Start THE RECORDS
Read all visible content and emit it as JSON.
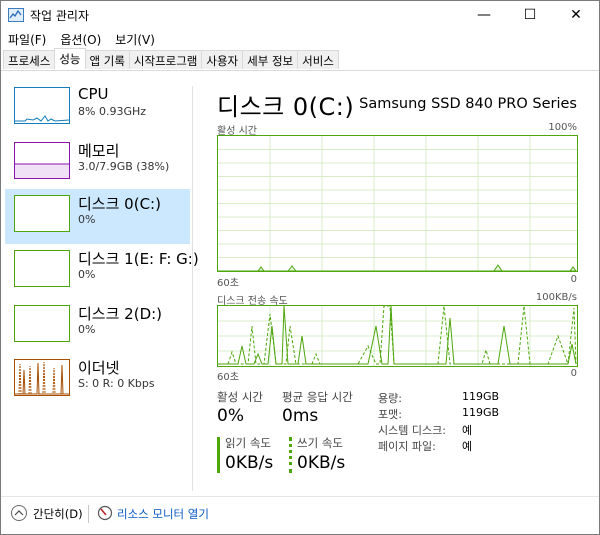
{
  "window": {
    "title": "작업 관리자",
    "minimize": "—",
    "maximize": "☐",
    "close": "✕"
  },
  "menu": [
    "파일(F)",
    "옵션(O)",
    "보기(V)"
  ],
  "tabs": [
    "프로세스",
    "성능",
    "앱 기록",
    "시작프로그램",
    "사용자",
    "세부 정보",
    "서비스"
  ],
  "active_tab": "성능",
  "resources": [
    {
      "name": "CPU",
      "value": "8% 0.93GHz",
      "color": "#117dbb",
      "selected": false
    },
    {
      "name": "메모리",
      "value": "3.0/7.9GB (38%)",
      "color": "#8b12ae",
      "selected": false
    },
    {
      "name": "디스크 0(C:)",
      "value": "0%",
      "color": "#4da60c",
      "selected": true
    },
    {
      "name": "디스크 1(E: F: G:)",
      "value": "0%",
      "color": "#4da60c",
      "selected": false
    },
    {
      "name": "디스크 2(D:)",
      "value": "0%",
      "color": "#4da60c",
      "selected": false
    },
    {
      "name": "이더넷",
      "value": "S: 0 R: 0 Kbps",
      "color": "#a74f01",
      "selected": false
    }
  ],
  "detail": {
    "title": "디스크 0(C:)",
    "model": "Samsung SSD 840 PRO Series",
    "active_graph": {
      "label": "활성 시간",
      "max": "100%",
      "time": "60초",
      "min": "0"
    },
    "transfer_graph": {
      "label": "디스크 전송 속도",
      "max": "100KB/s",
      "time": "60초",
      "min": "0"
    },
    "stats": {
      "active_time_label": "활성 시간",
      "active_time_value": "0%",
      "avg_response_label": "평균 응답 시간",
      "avg_response_value": "0ms",
      "read_label": "읽기 속도",
      "read_value": "0KB/s",
      "write_label": "쓰기 속도",
      "write_value": "0KB/s"
    },
    "info": [
      {
        "label": "용량:",
        "value": "119GB"
      },
      {
        "label": "포맷:",
        "value": "119GB"
      },
      {
        "label": "시스템 디스크:",
        "value": "예"
      },
      {
        "label": "페이지 파일:",
        "value": "예"
      }
    ]
  },
  "footer": {
    "fewer_details": "간단히(D)",
    "resource_monitor": "리소스 모니터 열기"
  },
  "colors": {
    "disk_green": "#4da60c",
    "selected_bg": "#cce8ff",
    "link_blue": "#0a5bc4"
  }
}
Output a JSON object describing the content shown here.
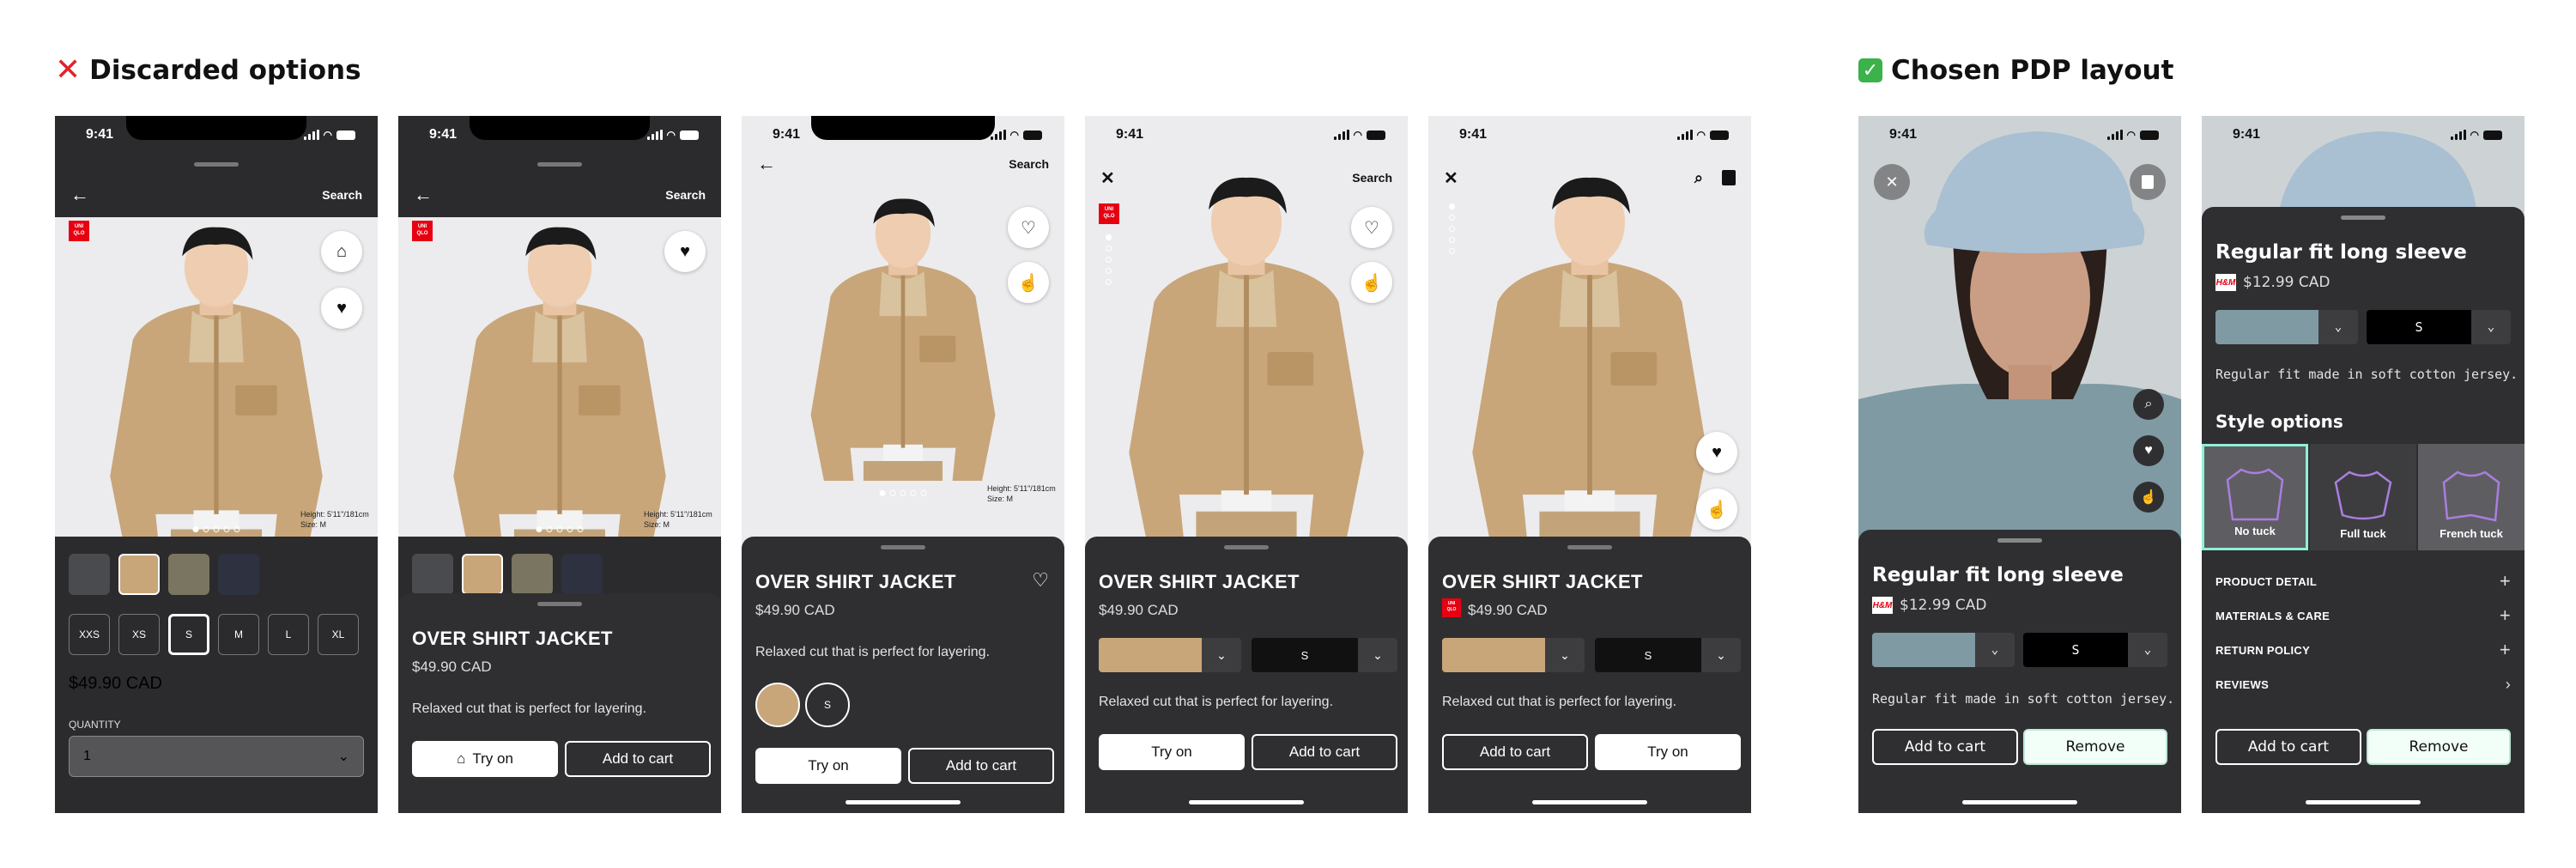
End THE RECORDS
◆ TASK REQUIREMENTS: Copy out the listing exactly as it stands, but not the pictures.

◆ FULL SOLUTION:
Read all visible content and emit it as JSON.
{
  "window": {
    "title": "작업 관리자",
    "minimize": "—",
    "maximize": "☐",
    "close": "✕"
  },
  "menu": [
    "파일(F)",
    "옵션(O)",
    "보기(V)"
  ],
  "tabs": [
    "프로세스",
    "성능",
    "앱 기록",
    "시작프로그램",
    "사용자",
    "세부 정보",
    "서비스"
  ],
  "active_tab": "성능",
  "resources": [
    {
      "name": "CPU",
      "value": "8% 0.93GHz",
      "color": "#117dbb",
      "selected": false
    },
    {
      "name": "메모리",
      "value": "3.0/7.9GB (38%)",
      "color": "#8b12ae",
      "selected": false
    },
    {
      "name": "디스크 0(C:)",
      "value": "0%",
      "color": "#4da60c",
      "selected": true
    },
    {
      "name": "디스크 1(E: F: G:)",
      "value": "0%",
      "color": "#4da60c",
      "selected": false
    },
    {
      "name": "디스크 2(D:)",
      "value": "0%",
      "color": "#4da60c",
      "selected": false
    },
    {
      "name": "이더넷",
      "value": "S: 0 R: 0 Kbps",
      "color": "#a74f01",
      "selected": false
    }
  ],
  "detail": {
    "title": "디스크 0(C:)",
    "model": "Samsung SSD 840 PRO Series",
    "active_graph": {
      "label": "활성 시간",
      "max": "100%",
      "time": "60초",
      "min": "0"
    },
    "transfer_graph": {
      "label": "디스크 전송 속도",
      "max": "100KB/s",
      "time": "60초",
      "min": "0"
    },
    "stats": {
      "active_time_label": "활성 시간",
      "active_time_value": "0%",
      "avg_response_label": "평균 응답 시간",
      "avg_response_value": "0ms",
      "read_label": "읽기 속도",
      "read_value": "0KB/s",
      "write_label": "쓰기 속도",
      "write_value": "0KB/s"
    },
    "info": [
      {
        "label": "용량:",
        "value": "119GB"
      },
      {
        "label": "포맷:",
        "value": "119GB"
      },
      {
        "label": "시스템 디스크:",
        "value": "예"
      },
      {
        "label": "페이지 파일:",
        "value": "예"
      }
    ]
  },
  "footer": {
    "fewer_details": "간단히(D)",
    "resource_monitor": "리소스 모니터 열기"
  },
  "colors": {
    "disk_green": "#4da60c",
    "selected_bg": "#cce8ff",
    "link_blue": "#0a5bc4"
  }
}
Output a JSON object describing the content shown here.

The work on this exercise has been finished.